(Stored records)

------------------------------------------------

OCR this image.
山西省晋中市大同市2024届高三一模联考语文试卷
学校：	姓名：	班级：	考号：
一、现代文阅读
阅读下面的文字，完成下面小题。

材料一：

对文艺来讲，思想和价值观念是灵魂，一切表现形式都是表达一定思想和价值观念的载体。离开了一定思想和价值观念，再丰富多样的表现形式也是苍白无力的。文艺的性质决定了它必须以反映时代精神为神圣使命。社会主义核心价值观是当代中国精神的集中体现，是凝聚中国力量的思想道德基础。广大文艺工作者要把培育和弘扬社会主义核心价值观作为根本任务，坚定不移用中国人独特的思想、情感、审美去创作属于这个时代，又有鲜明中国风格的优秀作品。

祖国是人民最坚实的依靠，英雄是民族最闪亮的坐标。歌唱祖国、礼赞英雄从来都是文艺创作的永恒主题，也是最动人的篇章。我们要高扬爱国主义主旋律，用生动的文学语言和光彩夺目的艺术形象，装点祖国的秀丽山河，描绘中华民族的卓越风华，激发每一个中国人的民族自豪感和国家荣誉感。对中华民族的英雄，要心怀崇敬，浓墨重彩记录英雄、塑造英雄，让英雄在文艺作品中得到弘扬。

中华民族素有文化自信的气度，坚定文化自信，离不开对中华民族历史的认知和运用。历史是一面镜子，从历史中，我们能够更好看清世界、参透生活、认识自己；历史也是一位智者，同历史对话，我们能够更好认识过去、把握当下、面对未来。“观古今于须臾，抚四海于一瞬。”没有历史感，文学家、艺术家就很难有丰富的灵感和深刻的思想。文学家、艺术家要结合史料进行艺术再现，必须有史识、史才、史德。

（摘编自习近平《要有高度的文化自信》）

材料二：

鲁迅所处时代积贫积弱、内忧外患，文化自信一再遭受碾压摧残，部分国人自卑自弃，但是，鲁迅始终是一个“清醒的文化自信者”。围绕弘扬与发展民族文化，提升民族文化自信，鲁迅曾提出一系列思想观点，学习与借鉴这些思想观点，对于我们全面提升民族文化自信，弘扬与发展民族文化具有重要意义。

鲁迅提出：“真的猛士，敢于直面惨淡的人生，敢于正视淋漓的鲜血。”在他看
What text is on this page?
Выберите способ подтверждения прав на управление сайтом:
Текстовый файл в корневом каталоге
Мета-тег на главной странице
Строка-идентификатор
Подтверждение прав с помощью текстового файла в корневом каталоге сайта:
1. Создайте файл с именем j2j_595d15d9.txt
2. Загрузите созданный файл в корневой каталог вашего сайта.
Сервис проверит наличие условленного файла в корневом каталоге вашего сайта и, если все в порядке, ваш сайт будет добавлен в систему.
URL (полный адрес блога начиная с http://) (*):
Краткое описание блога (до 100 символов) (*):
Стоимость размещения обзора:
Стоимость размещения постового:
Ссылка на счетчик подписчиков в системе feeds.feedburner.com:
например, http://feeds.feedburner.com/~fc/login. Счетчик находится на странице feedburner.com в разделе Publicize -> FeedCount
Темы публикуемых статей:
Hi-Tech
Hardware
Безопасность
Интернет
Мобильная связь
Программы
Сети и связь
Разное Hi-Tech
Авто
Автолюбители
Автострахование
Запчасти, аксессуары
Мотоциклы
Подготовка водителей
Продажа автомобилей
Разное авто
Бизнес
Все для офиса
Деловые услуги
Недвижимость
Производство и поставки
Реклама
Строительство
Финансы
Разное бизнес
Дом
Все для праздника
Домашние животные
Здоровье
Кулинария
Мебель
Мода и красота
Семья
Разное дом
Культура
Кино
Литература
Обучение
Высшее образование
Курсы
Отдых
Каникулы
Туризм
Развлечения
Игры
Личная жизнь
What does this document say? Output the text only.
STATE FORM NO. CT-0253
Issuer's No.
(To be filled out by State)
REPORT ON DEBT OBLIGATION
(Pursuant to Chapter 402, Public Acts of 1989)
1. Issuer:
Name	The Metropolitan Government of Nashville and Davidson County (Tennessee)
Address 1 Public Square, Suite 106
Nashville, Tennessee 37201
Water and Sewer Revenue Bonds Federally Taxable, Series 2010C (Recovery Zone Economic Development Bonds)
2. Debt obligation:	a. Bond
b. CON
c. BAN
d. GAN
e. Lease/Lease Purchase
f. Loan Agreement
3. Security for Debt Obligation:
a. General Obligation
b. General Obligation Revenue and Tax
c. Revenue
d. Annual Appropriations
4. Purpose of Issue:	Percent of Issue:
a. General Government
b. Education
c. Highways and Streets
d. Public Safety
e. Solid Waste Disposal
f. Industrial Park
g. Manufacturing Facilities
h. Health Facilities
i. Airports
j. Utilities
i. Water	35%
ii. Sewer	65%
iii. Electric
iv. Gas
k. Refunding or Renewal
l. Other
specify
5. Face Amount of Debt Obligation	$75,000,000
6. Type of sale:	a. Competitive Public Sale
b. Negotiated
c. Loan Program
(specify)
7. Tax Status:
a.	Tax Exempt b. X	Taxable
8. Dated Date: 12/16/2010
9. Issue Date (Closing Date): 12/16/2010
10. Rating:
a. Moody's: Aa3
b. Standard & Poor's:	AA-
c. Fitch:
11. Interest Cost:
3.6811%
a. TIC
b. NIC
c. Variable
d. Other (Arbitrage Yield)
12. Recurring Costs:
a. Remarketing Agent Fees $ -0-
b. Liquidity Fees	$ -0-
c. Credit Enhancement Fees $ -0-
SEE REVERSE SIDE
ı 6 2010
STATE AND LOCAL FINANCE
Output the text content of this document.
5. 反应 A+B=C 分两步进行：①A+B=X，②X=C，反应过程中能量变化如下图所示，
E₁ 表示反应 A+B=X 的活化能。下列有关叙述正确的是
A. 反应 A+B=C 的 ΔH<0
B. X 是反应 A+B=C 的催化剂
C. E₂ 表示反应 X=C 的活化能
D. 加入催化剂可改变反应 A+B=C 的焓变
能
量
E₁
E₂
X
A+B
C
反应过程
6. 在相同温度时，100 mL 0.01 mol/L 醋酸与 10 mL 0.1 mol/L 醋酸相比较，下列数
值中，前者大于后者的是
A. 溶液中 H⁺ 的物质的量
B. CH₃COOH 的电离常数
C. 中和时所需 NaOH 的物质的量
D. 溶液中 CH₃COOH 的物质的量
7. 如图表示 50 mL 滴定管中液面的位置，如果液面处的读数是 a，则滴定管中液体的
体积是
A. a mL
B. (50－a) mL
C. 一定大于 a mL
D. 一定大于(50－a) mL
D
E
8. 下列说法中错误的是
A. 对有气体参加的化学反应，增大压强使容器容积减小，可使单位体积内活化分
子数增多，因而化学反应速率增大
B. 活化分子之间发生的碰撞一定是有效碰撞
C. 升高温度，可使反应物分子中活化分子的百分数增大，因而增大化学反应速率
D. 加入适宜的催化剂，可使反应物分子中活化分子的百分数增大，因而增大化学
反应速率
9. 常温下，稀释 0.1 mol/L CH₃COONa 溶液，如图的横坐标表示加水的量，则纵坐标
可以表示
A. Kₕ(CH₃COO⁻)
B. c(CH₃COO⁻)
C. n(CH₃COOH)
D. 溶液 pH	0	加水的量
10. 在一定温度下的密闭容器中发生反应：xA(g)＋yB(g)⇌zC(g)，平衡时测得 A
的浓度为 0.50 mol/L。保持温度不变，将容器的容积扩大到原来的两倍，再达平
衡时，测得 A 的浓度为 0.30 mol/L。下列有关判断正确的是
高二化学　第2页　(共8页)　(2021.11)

------------------------------------------------

* **Problem details**
Look through the entries above and report the number of lines that contain "странице". Write only the number.

* **Worked solution**
2